Short task »
Write every line of the material out exactly as shown.

Stored rows »

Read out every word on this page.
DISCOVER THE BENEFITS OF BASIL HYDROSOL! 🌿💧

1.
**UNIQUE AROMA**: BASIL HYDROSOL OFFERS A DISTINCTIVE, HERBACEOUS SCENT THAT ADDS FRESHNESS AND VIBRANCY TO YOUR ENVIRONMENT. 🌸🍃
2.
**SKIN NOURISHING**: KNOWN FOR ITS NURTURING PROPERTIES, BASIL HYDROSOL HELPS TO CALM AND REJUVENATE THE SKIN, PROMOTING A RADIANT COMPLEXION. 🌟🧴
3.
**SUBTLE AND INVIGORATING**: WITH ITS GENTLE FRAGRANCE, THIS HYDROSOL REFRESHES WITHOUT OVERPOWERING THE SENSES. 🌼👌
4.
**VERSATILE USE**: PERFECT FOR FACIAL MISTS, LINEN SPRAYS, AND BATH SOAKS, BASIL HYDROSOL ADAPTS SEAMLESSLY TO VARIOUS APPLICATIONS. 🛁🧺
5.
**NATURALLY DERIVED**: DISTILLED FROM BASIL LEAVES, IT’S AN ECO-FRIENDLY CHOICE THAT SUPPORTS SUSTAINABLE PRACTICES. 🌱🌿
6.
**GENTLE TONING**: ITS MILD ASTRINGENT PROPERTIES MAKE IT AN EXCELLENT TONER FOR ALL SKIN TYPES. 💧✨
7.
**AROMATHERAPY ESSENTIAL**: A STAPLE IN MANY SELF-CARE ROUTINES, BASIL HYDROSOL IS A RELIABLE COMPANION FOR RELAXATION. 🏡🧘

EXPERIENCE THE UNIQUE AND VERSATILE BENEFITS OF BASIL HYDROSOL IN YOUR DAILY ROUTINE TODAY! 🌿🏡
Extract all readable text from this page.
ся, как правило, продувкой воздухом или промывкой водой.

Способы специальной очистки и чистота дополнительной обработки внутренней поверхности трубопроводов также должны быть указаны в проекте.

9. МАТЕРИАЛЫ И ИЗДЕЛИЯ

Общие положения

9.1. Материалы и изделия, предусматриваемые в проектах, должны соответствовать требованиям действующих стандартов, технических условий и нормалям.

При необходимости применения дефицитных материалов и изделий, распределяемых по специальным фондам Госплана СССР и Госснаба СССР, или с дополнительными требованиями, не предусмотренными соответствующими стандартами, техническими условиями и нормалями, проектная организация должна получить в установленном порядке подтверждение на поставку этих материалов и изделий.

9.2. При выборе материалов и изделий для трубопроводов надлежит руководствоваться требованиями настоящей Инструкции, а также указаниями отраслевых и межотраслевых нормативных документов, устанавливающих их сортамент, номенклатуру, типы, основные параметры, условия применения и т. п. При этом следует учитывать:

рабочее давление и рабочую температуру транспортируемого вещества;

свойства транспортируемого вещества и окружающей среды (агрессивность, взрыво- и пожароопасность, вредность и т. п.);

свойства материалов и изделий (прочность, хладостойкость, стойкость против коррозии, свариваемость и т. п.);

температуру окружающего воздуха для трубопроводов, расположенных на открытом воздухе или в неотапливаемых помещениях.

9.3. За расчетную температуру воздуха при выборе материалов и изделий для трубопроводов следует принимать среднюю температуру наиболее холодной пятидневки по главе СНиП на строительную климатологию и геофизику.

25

Full answer »
Read out every word on this page.
DISCOVER THE BENEFITS OF BASIL HYDROSOL! 🌿💧

1.
**UNIQUE AROMA**: BASIL HYDROSOL OFFERS A DISTINCTIVE, HERBACEOUS SCENT THAT ADDS FRESHNESS AND VIBRANCY TO YOUR ENVIRONMENT. 🌸🍃
2.
**SKIN NOURISHING**: KNOWN FOR ITS NURTURING PROPERTIES, BASIL HYDROSOL HELPS TO CALM AND REJUVENATE THE SKIN, PROMOTING A RADIANT COMPLEXION. 🌟🧴
3.
**SUBTLE AND INVIGORATING**: WITH ITS GENTLE FRAGRANCE, THIS HYDROSOL REFRESHES WITHOUT OVERPOWERING THE SENSES. 🌼👌
4.
**VERSATILE USE**: PERFECT FOR FACIAL MISTS, LINEN SPRAYS, AND BATH SOAKS, BASIL HYDROSOL ADAPTS SEAMLESSLY TO VARIOUS APPLICATIONS. 🛁🧺
5.
**NATURALLY DERIVED**: DISTILLED FROM BASIL LEAVES, IT’S AN ECO-FRIENDLY CHOICE THAT SUPPORTS SUSTAINABLE PRACTICES. 🌱🌿
6.
**GENTLE TONING**: ITS MILD ASTRINGENT PROPERTIES MAKE IT AN EXCELLENT TONER FOR ALL SKIN TYPES. 💧✨
7.
**AROMATHERAPY ESSENTIAL**: A STAPLE IN MANY SELF-CARE ROUTINES, BASIL HYDROSOL IS A RELIABLE COMPANION FOR RELAXATION. 🏡🧘

EXPERIENCE THE UNIQUE AND VERSATILE BENEFITS OF BASIL HYDROSOL IN YOUR DAILY ROUTINE TODAY! 🌿🏡
Extract all readable text from this page.
ся, как правило, продувкой воздухом или промывкой водой.

Способы специальной очистки и чистота дополнительной обработки внутренней поверхности трубопроводов также должны быть указаны в проекте.

9. МАТЕРИАЛЫ И ИЗДЕЛИЯ

Общие положения

9.1. Материалы и изделия, предусматриваемые в проектах, должны соответствовать требованиям действующих стандартов, технических условий и нормалям.

При необходимости применения дефицитных материалов и изделий, распределяемых по специальным фондам Госплана СССР и Госснаба СССР, или с дополнительными требованиями, не предусмотренными соответствующими стандартами, техническими условиями и нормалями, проектная организация должна получить в установленном порядке подтверждение на поставку этих материалов и изделий.

9.2. При выборе материалов и изделий для трубопроводов надлежит руководствоваться требованиями настоящей Инструкции, а также указаниями отраслевых и межотраслевых нормативных документов, устанавливающих их сортамент, номенклатуру, типы, основные параметры, условия применения и т. п. При этом следует учитывать:

рабочее давление и рабочую температуру транспортируемого вещества;

свойства транспортируемого вещества и окружающей среды (агрессивность, взрыво- и пожароопасность, вредность и т. п.);

свойства материалов и изделий (прочность, хладостойкость, стойкость против коррозии, свариваемость и т. п.);

температуру окружающего воздуха для трубопроводов, расположенных на открытом воздухе или в неотапливаемых помещениях.

9.3. За расчетную температуру воздуха при выборе материалов и изделий для трубопроводов следует принимать среднюю температуру наиболее холодной пятидневки по главе СНиП на строительную климатологию и геофизику.

25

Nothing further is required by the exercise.